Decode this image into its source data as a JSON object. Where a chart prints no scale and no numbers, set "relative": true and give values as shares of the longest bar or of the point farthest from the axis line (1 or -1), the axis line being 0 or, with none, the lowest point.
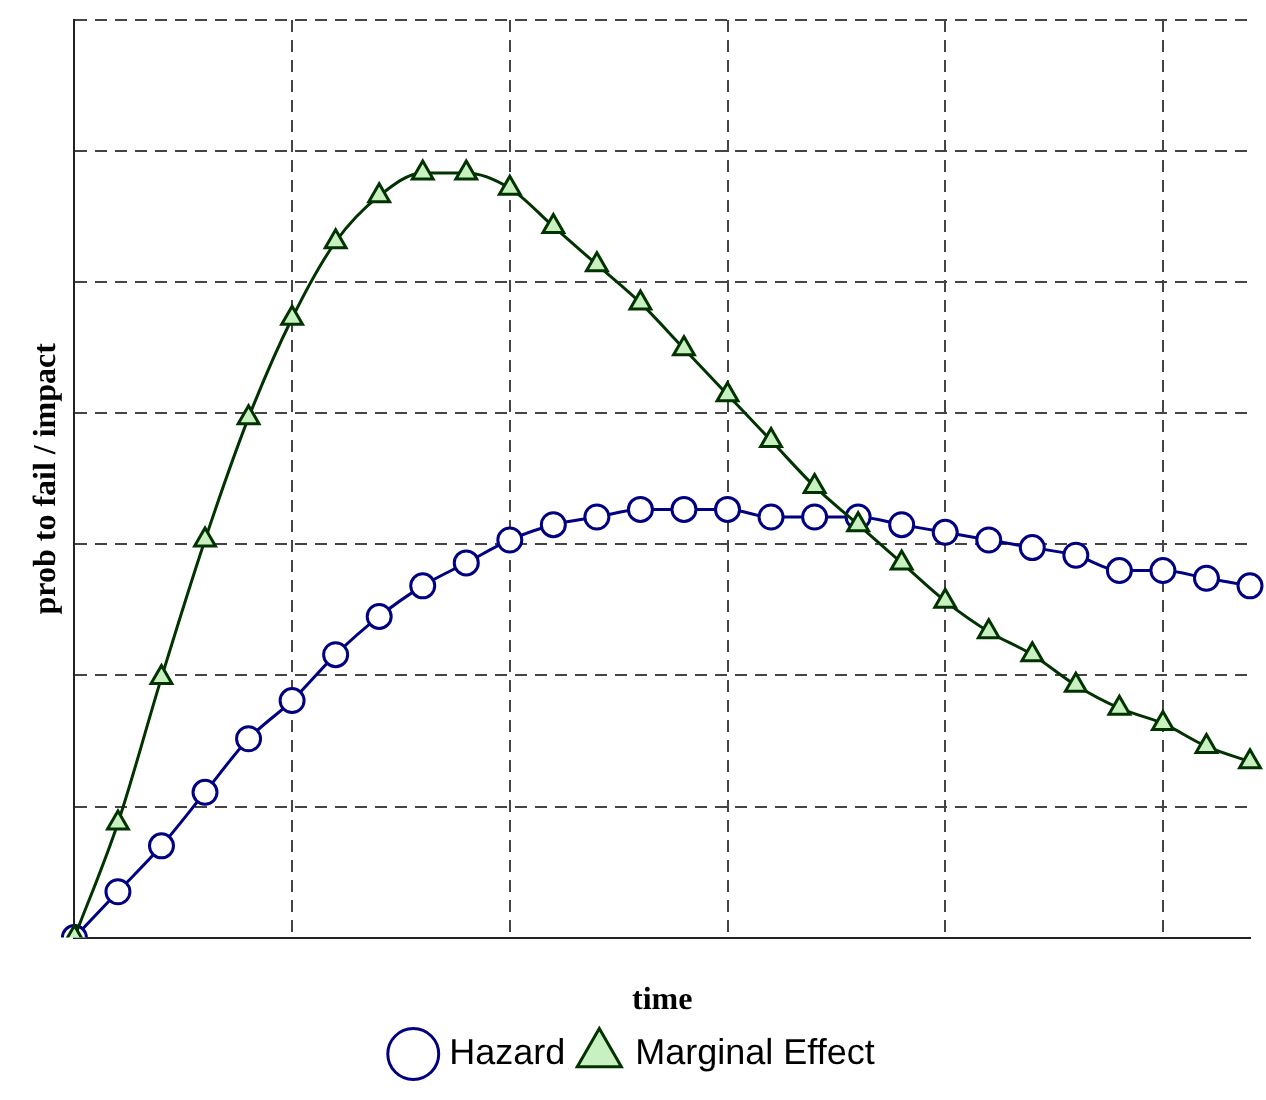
{
  "chart_data": {
    "type": "line",
    "relative": true,
    "xlabel": "time",
    "ylabel": "prob to fail / impact",
    "categories": [
      null,
      null,
      null,
      null,
      null,
      null,
      null,
      null,
      null,
      null,
      null,
      null,
      null,
      null,
      null,
      null,
      null,
      null,
      null,
      null,
      null,
      null,
      null,
      null,
      null,
      null,
      null,
      null
    ],
    "grid": true,
    "legend": "bottom",
    "series": [
      {
        "name": "Hazard",
        "color": "#000080",
        "marker": "circle",
        "values": [
          0,
          0.06,
          0.12,
          0.19,
          0.26,
          0.31,
          0.37,
          0.42,
          0.46,
          0.49,
          0.52,
          0.54,
          0.55,
          0.56,
          0.56,
          0.56,
          0.55,
          0.55,
          0.55,
          0.54,
          0.53,
          0.52,
          0.51,
          0.5,
          0.48,
          0.48,
          0.47,
          0.46
        ]
      },
      {
        "name": "Marginal Effect",
        "color": "#003300",
        "marker": "triangle",
        "values": [
          0,
          0.15,
          0.34,
          0.52,
          0.68,
          0.81,
          0.91,
          0.97,
          1.0,
          1.0,
          0.98,
          0.93,
          0.88,
          0.83,
          0.77,
          0.71,
          0.65,
          0.59,
          0.54,
          0.49,
          0.44,
          0.4,
          0.37,
          0.33,
          0.3,
          0.28,
          0.25,
          0.23
        ]
      }
    ]
  }
}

----

*Work to be completed*
Leave out all images, then reproduce the entries above exactly.

*Response below*
Decode this image into its source data as a JSON object. Where a chart prints no scale and no numbers, set "relative": true and give values as shares of the longest bar or of the point farthest from the axis line (1 or -1), the axis line being 0 or, with none, the lowest point.
{
  "chart_data": {
    "type": "line",
    "relative": true,
    "xlabel": "time",
    "ylabel": "prob to fail / impact",
    "categories": [
      null,
      null,
      null,
      null,
      null,
      null,
      null,
      null,
      null,
      null,
      null,
      null,
      null,
      null,
      null,
      null,
      null,
      null,
      null,
      null,
      null,
      null,
      null,
      null,
      null,
      null,
      null,
      null
    ],
    "grid": true,
    "legend": "bottom",
    "series": [
      {
        "name": "Hazard",
        "color": "#000080",
        "marker": "circle",
        "values": [
          0,
          0.06,
          0.12,
          0.19,
          0.26,
          0.31,
          0.37,
          0.42,
          0.46,
          0.49,
          0.52,
          0.54,
          0.55,
          0.56,
          0.56,
          0.56,
          0.55,
          0.55,
          0.55,
          0.54,
          0.53,
          0.52,
          0.51,
          0.5,
          0.48,
          0.48,
          0.47,
          0.46
        ]
      },
      {
        "name": "Marginal Effect",
        "color": "#003300",
        "marker": "triangle",
        "values": [
          0,
          0.15,
          0.34,
          0.52,
          0.68,
          0.81,
          0.91,
          0.97,
          1.0,
          1.0,
          0.98,
          0.93,
          0.88,
          0.83,
          0.77,
          0.71,
          0.65,
          0.59,
          0.54,
          0.49,
          0.44,
          0.4,
          0.37,
          0.33,
          0.3,
          0.28,
          0.25,
          0.23
        ]
      }
    ]
  }
}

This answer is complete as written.